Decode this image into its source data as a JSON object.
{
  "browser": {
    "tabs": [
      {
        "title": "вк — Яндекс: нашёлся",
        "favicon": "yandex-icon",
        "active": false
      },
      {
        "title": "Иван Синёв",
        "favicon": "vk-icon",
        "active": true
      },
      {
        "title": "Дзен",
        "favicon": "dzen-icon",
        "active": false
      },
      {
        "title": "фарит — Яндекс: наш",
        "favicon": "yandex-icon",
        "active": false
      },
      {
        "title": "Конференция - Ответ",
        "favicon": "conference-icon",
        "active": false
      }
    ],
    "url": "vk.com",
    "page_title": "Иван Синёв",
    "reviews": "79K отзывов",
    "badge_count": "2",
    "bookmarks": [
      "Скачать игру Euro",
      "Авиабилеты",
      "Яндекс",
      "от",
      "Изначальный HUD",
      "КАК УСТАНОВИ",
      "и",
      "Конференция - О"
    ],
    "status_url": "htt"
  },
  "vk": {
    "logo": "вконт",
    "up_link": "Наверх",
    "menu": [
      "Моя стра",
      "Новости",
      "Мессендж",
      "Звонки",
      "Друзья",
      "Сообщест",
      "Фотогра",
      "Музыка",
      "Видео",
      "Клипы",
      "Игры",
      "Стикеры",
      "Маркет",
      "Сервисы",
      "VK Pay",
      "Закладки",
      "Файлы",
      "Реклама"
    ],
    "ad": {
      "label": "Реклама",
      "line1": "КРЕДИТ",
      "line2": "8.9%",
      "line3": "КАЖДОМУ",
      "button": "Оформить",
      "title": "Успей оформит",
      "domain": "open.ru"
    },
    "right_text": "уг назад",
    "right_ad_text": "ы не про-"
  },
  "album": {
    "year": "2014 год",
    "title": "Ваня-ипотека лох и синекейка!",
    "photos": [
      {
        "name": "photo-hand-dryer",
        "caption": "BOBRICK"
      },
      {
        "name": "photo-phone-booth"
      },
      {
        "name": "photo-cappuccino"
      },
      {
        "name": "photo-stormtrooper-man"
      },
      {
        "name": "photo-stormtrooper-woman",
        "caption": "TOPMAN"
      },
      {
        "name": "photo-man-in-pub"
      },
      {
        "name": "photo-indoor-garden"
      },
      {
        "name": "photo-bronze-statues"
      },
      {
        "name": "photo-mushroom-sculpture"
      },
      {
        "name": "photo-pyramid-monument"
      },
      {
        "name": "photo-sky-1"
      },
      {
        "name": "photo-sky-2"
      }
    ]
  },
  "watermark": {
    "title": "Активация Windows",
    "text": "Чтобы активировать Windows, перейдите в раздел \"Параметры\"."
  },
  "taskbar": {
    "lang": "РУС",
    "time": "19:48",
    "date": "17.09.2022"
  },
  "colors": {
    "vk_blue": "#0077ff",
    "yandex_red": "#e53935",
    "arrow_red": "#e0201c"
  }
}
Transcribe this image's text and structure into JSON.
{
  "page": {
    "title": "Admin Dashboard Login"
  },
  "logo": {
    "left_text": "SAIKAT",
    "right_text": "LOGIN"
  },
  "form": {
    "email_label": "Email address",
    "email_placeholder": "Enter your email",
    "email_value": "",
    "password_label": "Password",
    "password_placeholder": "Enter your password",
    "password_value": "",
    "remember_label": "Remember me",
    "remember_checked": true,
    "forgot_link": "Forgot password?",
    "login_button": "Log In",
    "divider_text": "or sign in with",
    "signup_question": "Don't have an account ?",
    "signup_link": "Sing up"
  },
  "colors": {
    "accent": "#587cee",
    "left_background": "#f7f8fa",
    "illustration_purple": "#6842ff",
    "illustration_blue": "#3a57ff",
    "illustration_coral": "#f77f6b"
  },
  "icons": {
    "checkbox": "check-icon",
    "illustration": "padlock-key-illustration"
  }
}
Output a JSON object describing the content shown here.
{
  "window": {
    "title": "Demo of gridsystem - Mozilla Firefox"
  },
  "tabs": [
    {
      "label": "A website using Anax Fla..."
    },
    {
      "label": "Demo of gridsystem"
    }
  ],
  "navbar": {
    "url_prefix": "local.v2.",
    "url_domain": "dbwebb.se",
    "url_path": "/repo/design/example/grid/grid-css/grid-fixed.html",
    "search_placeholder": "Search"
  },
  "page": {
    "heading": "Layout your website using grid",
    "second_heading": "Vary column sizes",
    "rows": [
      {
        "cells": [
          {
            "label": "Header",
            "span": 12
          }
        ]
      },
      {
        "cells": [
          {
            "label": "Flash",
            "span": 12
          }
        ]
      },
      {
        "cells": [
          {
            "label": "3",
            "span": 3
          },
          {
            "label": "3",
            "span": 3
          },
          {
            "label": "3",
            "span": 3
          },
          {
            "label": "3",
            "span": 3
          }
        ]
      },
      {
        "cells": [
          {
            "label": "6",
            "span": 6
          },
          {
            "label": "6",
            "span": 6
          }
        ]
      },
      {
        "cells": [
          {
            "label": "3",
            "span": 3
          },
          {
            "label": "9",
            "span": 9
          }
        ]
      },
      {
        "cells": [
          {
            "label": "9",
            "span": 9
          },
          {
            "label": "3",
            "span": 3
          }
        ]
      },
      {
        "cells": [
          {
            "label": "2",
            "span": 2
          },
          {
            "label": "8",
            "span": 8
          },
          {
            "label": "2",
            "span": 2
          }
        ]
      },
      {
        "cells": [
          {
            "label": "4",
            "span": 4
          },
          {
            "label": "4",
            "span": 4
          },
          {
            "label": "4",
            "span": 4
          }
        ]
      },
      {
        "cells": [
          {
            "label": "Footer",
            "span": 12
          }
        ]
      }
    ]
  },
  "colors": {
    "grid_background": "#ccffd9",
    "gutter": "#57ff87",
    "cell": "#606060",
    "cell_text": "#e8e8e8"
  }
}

---------------

Goal of the exercise — Count how many lines of the data include the word "into". Your reply should be that number alone.

Task response — 2